◆ **Provided material**:
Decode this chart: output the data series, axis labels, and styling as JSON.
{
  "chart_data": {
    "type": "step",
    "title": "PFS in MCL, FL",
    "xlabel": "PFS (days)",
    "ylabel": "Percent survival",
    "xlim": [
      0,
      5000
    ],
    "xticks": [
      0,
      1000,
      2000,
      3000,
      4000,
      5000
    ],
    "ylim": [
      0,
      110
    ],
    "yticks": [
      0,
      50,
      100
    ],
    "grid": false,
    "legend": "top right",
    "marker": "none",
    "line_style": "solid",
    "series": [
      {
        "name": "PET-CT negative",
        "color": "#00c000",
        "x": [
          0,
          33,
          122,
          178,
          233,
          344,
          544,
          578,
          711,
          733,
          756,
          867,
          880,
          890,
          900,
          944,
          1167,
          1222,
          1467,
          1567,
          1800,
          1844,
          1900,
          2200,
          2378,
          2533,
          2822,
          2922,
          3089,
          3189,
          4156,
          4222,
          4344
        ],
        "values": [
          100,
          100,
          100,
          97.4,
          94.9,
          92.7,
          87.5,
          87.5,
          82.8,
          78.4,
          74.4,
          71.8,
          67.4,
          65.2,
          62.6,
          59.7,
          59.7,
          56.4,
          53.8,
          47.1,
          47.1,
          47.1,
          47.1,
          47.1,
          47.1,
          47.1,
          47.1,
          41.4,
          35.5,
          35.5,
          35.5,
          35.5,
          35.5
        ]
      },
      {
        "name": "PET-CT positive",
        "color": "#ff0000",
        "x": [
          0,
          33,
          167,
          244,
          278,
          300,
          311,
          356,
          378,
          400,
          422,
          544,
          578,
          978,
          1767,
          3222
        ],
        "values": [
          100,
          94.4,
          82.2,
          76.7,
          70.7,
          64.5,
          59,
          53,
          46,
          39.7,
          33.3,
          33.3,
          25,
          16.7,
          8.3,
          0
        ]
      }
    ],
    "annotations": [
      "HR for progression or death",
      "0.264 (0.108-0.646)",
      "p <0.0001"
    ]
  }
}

◆ **Exercise goal**: What is the number of lines in the data that hold the string "name"? Answer with the number only.

◆ **Exercise response**: 2